start INFORMATION SHOWN

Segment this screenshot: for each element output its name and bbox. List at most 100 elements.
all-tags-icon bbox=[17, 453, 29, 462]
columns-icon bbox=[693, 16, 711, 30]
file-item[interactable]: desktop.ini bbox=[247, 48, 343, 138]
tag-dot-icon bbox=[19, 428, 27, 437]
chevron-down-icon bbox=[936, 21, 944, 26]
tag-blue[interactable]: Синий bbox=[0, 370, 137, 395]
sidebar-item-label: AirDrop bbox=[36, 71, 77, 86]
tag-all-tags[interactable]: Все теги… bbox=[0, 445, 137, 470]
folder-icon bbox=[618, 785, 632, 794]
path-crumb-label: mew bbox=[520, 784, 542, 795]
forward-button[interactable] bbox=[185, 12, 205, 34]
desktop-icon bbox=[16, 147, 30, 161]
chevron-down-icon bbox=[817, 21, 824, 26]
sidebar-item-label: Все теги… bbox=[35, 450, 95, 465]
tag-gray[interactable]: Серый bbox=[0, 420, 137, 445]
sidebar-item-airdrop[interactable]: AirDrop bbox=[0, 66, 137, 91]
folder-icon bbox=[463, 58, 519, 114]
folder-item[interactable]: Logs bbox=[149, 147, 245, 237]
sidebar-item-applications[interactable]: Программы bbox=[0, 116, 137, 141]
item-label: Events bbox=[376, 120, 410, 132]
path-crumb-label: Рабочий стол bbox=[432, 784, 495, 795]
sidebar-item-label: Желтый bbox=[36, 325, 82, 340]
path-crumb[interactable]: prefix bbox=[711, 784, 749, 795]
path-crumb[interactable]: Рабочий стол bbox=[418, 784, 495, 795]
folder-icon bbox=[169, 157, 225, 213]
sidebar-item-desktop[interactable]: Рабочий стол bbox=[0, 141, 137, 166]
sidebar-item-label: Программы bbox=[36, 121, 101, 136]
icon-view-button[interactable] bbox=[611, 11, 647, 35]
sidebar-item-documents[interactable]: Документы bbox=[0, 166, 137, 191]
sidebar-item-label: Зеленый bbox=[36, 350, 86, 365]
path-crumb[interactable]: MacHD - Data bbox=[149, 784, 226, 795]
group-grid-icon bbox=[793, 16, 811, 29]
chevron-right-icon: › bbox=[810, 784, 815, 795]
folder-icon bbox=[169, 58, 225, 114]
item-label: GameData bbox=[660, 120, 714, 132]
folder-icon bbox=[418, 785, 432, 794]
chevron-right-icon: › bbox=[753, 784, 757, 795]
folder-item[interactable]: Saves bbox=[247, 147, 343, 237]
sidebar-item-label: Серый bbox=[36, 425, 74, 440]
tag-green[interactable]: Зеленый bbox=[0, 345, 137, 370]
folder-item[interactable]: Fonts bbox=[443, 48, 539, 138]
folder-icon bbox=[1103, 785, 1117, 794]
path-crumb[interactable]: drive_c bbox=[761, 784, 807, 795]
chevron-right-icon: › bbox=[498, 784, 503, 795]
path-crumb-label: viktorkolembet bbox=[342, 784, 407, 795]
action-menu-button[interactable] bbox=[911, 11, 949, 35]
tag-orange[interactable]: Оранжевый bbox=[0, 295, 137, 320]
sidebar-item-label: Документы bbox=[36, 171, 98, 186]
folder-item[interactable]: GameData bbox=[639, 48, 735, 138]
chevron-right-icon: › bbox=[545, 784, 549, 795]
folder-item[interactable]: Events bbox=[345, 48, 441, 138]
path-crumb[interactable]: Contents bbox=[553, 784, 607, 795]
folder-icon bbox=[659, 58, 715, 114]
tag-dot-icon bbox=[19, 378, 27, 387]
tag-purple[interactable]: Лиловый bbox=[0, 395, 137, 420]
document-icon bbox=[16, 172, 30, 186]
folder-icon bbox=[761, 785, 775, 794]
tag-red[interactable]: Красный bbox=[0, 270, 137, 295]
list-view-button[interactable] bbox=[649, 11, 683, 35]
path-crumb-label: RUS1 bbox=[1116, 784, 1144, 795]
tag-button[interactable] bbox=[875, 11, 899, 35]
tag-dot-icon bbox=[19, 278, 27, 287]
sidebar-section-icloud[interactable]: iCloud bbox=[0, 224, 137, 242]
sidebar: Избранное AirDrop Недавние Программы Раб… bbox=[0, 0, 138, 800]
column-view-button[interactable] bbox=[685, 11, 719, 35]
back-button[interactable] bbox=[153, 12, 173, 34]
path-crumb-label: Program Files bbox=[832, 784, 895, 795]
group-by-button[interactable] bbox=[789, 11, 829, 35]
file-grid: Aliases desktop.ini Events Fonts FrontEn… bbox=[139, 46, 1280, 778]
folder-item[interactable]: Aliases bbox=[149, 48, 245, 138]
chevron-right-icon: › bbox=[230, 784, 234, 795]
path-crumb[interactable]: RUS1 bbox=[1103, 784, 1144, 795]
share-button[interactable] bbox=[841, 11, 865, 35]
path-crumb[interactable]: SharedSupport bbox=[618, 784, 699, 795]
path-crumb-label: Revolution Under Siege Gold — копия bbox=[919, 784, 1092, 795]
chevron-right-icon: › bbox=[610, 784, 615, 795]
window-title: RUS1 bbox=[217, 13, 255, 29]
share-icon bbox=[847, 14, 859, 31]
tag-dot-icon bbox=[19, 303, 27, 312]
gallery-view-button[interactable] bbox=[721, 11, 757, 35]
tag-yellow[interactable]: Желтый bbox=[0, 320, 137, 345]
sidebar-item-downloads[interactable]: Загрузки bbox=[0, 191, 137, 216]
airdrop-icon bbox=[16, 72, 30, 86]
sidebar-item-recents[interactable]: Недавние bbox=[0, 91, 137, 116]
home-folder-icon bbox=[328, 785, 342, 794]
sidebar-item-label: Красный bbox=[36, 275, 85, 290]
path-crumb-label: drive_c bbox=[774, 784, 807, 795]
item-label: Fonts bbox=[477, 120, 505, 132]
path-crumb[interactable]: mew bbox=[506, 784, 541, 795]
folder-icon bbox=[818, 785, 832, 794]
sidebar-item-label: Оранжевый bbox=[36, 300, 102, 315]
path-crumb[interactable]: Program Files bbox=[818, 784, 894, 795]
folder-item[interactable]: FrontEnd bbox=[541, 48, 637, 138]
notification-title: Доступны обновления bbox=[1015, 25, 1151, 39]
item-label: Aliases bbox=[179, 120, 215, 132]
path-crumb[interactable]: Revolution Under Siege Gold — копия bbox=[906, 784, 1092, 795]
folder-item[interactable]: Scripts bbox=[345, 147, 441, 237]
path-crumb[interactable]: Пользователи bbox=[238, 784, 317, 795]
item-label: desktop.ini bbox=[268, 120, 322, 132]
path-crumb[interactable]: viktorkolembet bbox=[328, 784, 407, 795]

end INFORMATION SHOWN

→ **EXERCISE DESCRIPTION**: Present every line of the rows above as a Markdown table with two columns, No. and Line, where No. gives the line's number in sequence and Line holds its text. Leave out blank lines.

→ **FULL OUTPUT**:
| No. | Line |
|---|---|
| 1 | Segment this screenshot: for each element output its name and bbox. List at most 100 elements. |
| 2 | all-tags-icon bbox=[17, 453, 29, 462] |
| 3 | columns-icon bbox=[693, 16, 711, 30] |
| 4 | file-item[interactable]: desktop.ini bbox=[247, 48, 343, 138] |
| 5 | tag-dot-icon bbox=[19, 428, 27, 437] |
| 6 | chevron-down-icon bbox=[936, 21, 944, 26] |
| 7 | tag-blue[interactable]: Синий bbox=[0, 370, 137, 395] |
| 8 | sidebar-item-label: AirDrop bbox=[36, 71, 77, 86] |
| 9 | tag-all-tags[interactable]: Все теги… bbox=[0, 445, 137, 470] |
| 10 | folder-icon bbox=[618, 785, 632, 794] |
| 11 | path-crumb-label: mew bbox=[520, 784, 542, 795] |
| 12 | forward-button[interactable] bbox=[185, 12, 205, 34] |
| 13 | desktop-icon bbox=[16, 147, 30, 161] |
| 14 | chevron-down-icon bbox=[817, 21, 824, 26] |
| 15 | sidebar-item-label: Все теги… bbox=[35, 450, 95, 465] |
| 16 | tag-gray[interactable]: Серый bbox=[0, 420, 137, 445] |
| 17 | sidebar-item-airdrop[interactable]: AirDrop bbox=[0, 66, 137, 91] |
| 18 | folder-icon bbox=[463, 58, 519, 114] |
| 19 | folder-item[interactable]: Logs bbox=[149, 147, 245, 237] |
| 20 | sidebar-item-applications[interactable]: Программы bbox=[0, 116, 137, 141] |
| 21 | item-label: Events bbox=[376, 120, 410, 132] |
| 22 | path-crumb-label: Рабочий стол bbox=[432, 784, 495, 795] |
| 23 | sidebar-item-label: Желтый bbox=[36, 325, 82, 340] |
| 24 | path-crumb[interactable]: prefix bbox=[711, 784, 749, 795] |
| 25 | path-crumb[interactable]: Рабочий стол bbox=[418, 784, 495, 795] |
| 26 | folder-icon bbox=[169, 157, 225, 213] |
| 27 | sidebar-item-desktop[interactable]: Рабочий стол bbox=[0, 141, 137, 166] |
| 28 | sidebar-item-label: Программы bbox=[36, 121, 101, 136] |
| 29 | icon-view-button[interactable] bbox=[611, 11, 647, 35] |
| 30 | sidebar-item-documents[interactable]: Документы bbox=[0, 166, 137, 191] |
| 31 | sidebar-item-label: Зеленый bbox=[36, 350, 86, 365] |
| 32 | path-crumb[interactable]: MacHD - Data bbox=[149, 784, 226, 795] |
| 33 | group-grid-icon bbox=[793, 16, 811, 29] |
| 34 | chevron-right-icon: › bbox=[810, 784, 815, 795] |
| 35 | folder-icon bbox=[169, 58, 225, 114] |
| 36 | item-label: GameData bbox=[660, 120, 714, 132] |
| 37 | folder-icon bbox=[418, 785, 432, 794] |
| 38 | chevron-right-icon: › bbox=[753, 784, 757, 795] |
| 39 | folder-item[interactable]: Saves bbox=[247, 147, 343, 237] |
| 40 | sidebar-item-label: Серый bbox=[36, 425, 74, 440] |
| 41 | tag-green[interactable]: Зеленый bbox=[0, 345, 137, 370] |
| 42 | folder-item[interactable]: Fonts bbox=[443, 48, 539, 138] |
| 43 | folder-icon bbox=[1103, 785, 1117, 794] |
| 44 | path-crumb[interactable]: drive_c bbox=[761, 784, 807, 795] |
| 45 | chevron-right-icon: › bbox=[498, 784, 503, 795] |
| 46 | path-crumb-label: viktorkolembet bbox=[342, 784, 407, 795] |
| 47 | action-menu-button[interactable] bbox=[911, 11, 949, 35] |
| 48 | tag-orange[interactable]: Оранжевый bbox=[0, 295, 137, 320] |
| 49 | sidebar-item-label: Документы bbox=[36, 171, 98, 186] |
| 50 | folder-item[interactable]: GameData bbox=[639, 48, 735, 138] |
| 51 | chevron-right-icon: › bbox=[545, 784, 549, 795] |
| 52 | folder-item[interactable]: Events bbox=[345, 48, 441, 138] |
| 53 | path-crumb[interactable]: Contents bbox=[553, 784, 607, 795] |
| 54 | folder-icon bbox=[659, 58, 715, 114] |
| 55 | tag-dot-icon bbox=[19, 378, 27, 387] |
| 56 | tag-purple[interactable]: Лиловый bbox=[0, 395, 137, 420] |
| 57 | document-icon bbox=[16, 172, 30, 186] |
| 58 | folder-icon bbox=[761, 785, 775, 794] |
| 59 | tag-red[interactable]: Красный bbox=[0, 270, 137, 295] |
| 60 | list-view-button[interactable] bbox=[649, 11, 683, 35] |
| 61 | path-crumb-label: RUS1 bbox=[1116, 784, 1144, 795] |
| 62 | tag-button[interactable] bbox=[875, 11, 899, 35] |
| 63 | tag-dot-icon bbox=[19, 278, 27, 287] |
| 64 | sidebar-section-icloud[interactable]: iCloud bbox=[0, 224, 137, 242] |
| 65 | sidebar: Избранное AirDrop Недавние Программы Раб… bbox=[0, 0, 138, 800] |
| 66 | column-view-button[interactable] bbox=[685, 11, 719, 35] |
| 67 | back-button[interactable] bbox=[153, 12, 173, 34] |
| 68 | path-crumb-label: Program Files bbox=[832, 784, 895, 795] |
| 69 | group-by-button[interactable] bbox=[789, 11, 829, 35] |
| 70 | file-grid: Aliases desktop.ini Events Fonts FrontEn… bbox=[139, 46, 1280, 778] |
| 71 | folder-item[interactable]: Aliases bbox=[149, 48, 245, 138] |
| 72 | chevron-right-icon: › bbox=[230, 784, 234, 795] |
| 73 | path-crumb[interactable]: RUS1 bbox=[1103, 784, 1144, 795] |
| 74 | share-button[interactable] bbox=[841, 11, 865, 35] |
| 75 | path-crumb[interactable]: SharedSupport bbox=[618, 784, 699, 795] |
| 76 | path-crumb-label: Revolution Under Siege Gold — копия bbox=[919, 784, 1092, 795] |
| 77 | chevron-right-icon: › bbox=[610, 784, 615, 795] |
| 78 | window-title: RUS1 bbox=[217, 13, 255, 29] |
| 79 | share-icon bbox=[847, 14, 859, 31] |
| 80 | tag-dot-icon bbox=[19, 303, 27, 312] |
| 81 | gallery-view-button[interactable] bbox=[721, 11, 757, 35] |
| 82 | tag-yellow[interactable]: Желтый bbox=[0, 320, 137, 345] |
| 83 | sidebar-item-downloads[interactable]: Загрузки bbox=[0, 191, 137, 216] |
| 84 | airdrop-icon bbox=[16, 72, 30, 86] |
| 85 | sidebar-item-recents[interactable]: Недавние bbox=[0, 91, 137, 116] |
| 86 | home-folder-icon bbox=[328, 785, 342, 794] |
| 87 | sidebar-item-label: Красный bbox=[36, 275, 85, 290] |
| 88 | path-crumb-label: drive_c bbox=[774, 784, 807, 795] |
| 89 | item-label: Fonts bbox=[477, 120, 505, 132] |
| 90 | path-crumb[interactable]: mew bbox=[506, 784, 541, 795] |
| 91 | folder-icon bbox=[818, 785, 832, 794] |
| 92 | sidebar-item-label: Оранжевый bbox=[36, 300, 102, 315] |
| 93 | path-crumb[interactable]: Program Files bbox=[818, 784, 894, 795] |
| 94 | folder-item[interactable]: FrontEnd bbox=[541, 48, 637, 138] |
| 95 | notification-title: Доступны обновления bbox=[1015, 25, 1151, 39] |
| 96 | item-label: Aliases bbox=[179, 120, 215, 132] |
| 97 | path-crumb[interactable]: Revolution Under Siege Gold — копия bbox=[906, 784, 1092, 795] |
| 98 | folder-item[interactable]: Scripts bbox=[345, 147, 441, 237] |
| 99 | path-crumb[interactable]: Пользователи bbox=[238, 784, 317, 795] |
| 100 | item-label: desktop.ini bbox=[268, 120, 322, 132] |
| 101 | path-crumb[interactable]: viktorkolembet bbox=[328, 784, 407, 795] |